— start AVAILABLE DATA —
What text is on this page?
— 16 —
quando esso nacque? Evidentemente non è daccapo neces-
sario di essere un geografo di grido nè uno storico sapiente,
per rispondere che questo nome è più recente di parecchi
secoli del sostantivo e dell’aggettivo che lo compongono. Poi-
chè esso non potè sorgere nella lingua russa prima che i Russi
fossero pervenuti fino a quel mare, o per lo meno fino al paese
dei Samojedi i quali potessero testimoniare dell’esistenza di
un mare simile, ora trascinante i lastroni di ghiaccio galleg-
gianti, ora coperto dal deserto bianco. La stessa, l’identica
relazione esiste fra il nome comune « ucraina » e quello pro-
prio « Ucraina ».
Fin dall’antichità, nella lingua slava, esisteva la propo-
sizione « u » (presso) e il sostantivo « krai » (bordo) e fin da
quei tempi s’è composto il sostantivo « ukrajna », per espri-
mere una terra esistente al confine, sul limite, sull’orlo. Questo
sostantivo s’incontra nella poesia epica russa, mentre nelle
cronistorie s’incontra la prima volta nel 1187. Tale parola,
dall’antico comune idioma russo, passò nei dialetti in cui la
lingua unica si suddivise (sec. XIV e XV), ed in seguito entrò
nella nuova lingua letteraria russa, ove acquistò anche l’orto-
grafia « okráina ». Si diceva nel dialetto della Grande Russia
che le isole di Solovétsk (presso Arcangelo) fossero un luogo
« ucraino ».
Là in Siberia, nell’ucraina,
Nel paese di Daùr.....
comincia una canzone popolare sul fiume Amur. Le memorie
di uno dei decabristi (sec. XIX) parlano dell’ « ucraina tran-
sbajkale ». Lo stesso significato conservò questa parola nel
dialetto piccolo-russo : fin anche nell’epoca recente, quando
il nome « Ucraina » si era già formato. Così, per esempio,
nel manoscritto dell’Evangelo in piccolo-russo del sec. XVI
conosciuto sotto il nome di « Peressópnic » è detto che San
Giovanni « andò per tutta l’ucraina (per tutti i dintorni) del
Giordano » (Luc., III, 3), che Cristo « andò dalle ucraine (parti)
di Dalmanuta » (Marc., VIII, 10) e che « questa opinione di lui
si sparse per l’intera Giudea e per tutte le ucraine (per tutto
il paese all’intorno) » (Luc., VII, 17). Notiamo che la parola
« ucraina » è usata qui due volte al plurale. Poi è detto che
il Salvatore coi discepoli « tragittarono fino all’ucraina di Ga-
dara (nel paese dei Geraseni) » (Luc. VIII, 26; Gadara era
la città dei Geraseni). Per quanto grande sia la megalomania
— end AVAILABLE DATA —
#### YOUR INSTRUCTIONS
Search the data for the string "Geraseni" and copy each line where it appears.

#### FINISHED ANSWER
dara (nel paese dei Geraseni) » (Luc. VIII, 26; Gadara era
la città dei Geraseni). Per quanto grande sia la megalomania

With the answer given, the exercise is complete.